- **Exercise details**
Reproduce the complete listing without any deviation.
start Supplied material
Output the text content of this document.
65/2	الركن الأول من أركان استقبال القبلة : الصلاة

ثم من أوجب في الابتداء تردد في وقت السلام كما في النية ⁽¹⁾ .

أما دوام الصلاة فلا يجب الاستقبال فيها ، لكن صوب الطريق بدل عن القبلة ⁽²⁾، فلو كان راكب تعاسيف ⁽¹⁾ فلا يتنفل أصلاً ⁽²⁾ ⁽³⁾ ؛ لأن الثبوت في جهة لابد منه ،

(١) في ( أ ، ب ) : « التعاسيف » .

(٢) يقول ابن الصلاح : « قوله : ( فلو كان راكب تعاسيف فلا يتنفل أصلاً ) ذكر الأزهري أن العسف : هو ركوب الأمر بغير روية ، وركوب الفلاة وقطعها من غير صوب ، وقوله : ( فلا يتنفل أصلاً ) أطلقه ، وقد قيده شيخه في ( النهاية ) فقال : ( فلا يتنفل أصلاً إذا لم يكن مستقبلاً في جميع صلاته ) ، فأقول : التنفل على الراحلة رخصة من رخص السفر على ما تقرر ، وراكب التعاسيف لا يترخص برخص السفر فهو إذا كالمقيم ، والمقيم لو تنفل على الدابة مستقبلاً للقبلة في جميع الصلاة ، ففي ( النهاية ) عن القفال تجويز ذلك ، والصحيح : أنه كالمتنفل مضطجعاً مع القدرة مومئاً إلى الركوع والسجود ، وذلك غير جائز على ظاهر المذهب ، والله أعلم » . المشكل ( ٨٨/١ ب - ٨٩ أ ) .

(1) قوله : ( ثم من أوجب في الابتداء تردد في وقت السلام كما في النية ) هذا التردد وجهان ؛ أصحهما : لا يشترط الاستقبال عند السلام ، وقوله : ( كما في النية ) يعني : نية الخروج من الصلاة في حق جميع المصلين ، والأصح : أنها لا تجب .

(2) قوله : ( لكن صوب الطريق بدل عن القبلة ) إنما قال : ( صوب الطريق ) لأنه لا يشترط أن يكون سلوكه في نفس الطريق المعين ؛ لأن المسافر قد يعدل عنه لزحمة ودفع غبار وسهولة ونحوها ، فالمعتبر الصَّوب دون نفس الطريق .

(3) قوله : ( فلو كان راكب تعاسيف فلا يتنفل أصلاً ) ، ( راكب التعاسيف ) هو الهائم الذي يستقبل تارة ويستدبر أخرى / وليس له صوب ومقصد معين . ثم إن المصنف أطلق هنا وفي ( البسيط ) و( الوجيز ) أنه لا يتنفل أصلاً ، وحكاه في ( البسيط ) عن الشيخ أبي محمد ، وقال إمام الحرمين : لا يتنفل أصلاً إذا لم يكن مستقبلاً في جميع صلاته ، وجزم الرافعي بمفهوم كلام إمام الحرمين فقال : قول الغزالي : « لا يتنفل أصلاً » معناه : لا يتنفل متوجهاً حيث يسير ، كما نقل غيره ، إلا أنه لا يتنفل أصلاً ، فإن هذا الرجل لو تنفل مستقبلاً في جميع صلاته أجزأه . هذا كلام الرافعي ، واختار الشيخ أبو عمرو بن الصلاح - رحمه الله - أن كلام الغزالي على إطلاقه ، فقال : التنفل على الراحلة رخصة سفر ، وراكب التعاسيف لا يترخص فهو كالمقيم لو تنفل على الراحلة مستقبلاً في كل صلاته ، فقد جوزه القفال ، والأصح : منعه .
end Supplied material
- **Written answer**
Output the text content of this document.
65/2	الركن الأول من أركان استقبال القبلة : الصلاة

ثم من أوجب في الابتداء تردد في وقت السلام كما في النية ⁽¹⁾ .

أما دوام الصلاة فلا يجب الاستقبال فيها ، لكن صوب الطريق بدل عن القبلة ⁽²⁾، فلو كان راكب تعاسيف ⁽¹⁾ فلا يتنفل أصلاً ⁽²⁾ ⁽³⁾ ؛ لأن الثبوت في جهة لابد منه ،

(١) في ( أ ، ب ) : « التعاسيف » .

(٢) يقول ابن الصلاح : « قوله : ( فلو كان راكب تعاسيف فلا يتنفل أصلاً ) ذكر الأزهري أن العسف : هو ركوب الأمر بغير روية ، وركوب الفلاة وقطعها من غير صوب ، وقوله : ( فلا يتنفل أصلاً ) أطلقه ، وقد قيده شيخه في ( النهاية ) فقال : ( فلا يتنفل أصلاً إذا لم يكن مستقبلاً في جميع صلاته ) ، فأقول : التنفل على الراحلة رخصة من رخص السفر على ما تقرر ، وراكب التعاسيف لا يترخص برخص السفر فهو إذا كالمقيم ، والمقيم لو تنفل على الدابة مستقبلاً للقبلة في جميع الصلاة ، ففي ( النهاية ) عن القفال تجويز ذلك ، والصحيح : أنه كالمتنفل مضطجعاً مع القدرة مومئاً إلى الركوع والسجود ، وذلك غير جائز على ظاهر المذهب ، والله أعلم » . المشكل ( ٨٨/١ ب - ٨٩ أ ) .

(1) قوله : ( ثم من أوجب في الابتداء تردد في وقت السلام كما في النية ) هذا التردد وجهان ؛ أصحهما : لا يشترط الاستقبال عند السلام ، وقوله : ( كما في النية ) يعني : نية الخروج من الصلاة في حق جميع المصلين ، والأصح : أنها لا تجب .

(2) قوله : ( لكن صوب الطريق بدل عن القبلة ) إنما قال : ( صوب الطريق ) لأنه لا يشترط أن يكون سلوكه في نفس الطريق المعين ؛ لأن المسافر قد يعدل عنه لزحمة ودفع غبار وسهولة ونحوها ، فالمعتبر الصَّوب دون نفس الطريق .

(3) قوله : ( فلو كان راكب تعاسيف فلا يتنفل أصلاً ) ، ( راكب التعاسيف ) هو الهائم الذي يستقبل تارة ويستدبر أخرى / وليس له صوب ومقصد معين . ثم إن المصنف أطلق هنا وفي ( البسيط ) و( الوجيز ) أنه لا يتنفل أصلاً ، وحكاه في ( البسيط ) عن الشيخ أبي محمد ، وقال إمام الحرمين : لا يتنفل أصلاً إذا لم يكن مستقبلاً في جميع صلاته ، وجزم الرافعي بمفهوم كلام إمام الحرمين فقال : قول الغزالي : « لا يتنفل أصلاً » معناه : لا يتنفل متوجهاً حيث يسير ، كما نقل غيره ، إلا أنه لا يتنفل أصلاً ، فإن هذا الرجل لو تنفل مستقبلاً في جميع صلاته أجزأه . هذا كلام الرافعي ، واختار الشيخ أبو عمرو بن الصلاح - رحمه الله - أن كلام الغزالي على إطلاقه ، فقال : التنفل على الراحلة رخصة سفر ، وراكب التعاسيف لا يترخص فهو كالمقيم لو تنفل على الراحلة مستقبلاً في كل صلاته ، فقد جوزه القفال ، والأصح : منعه .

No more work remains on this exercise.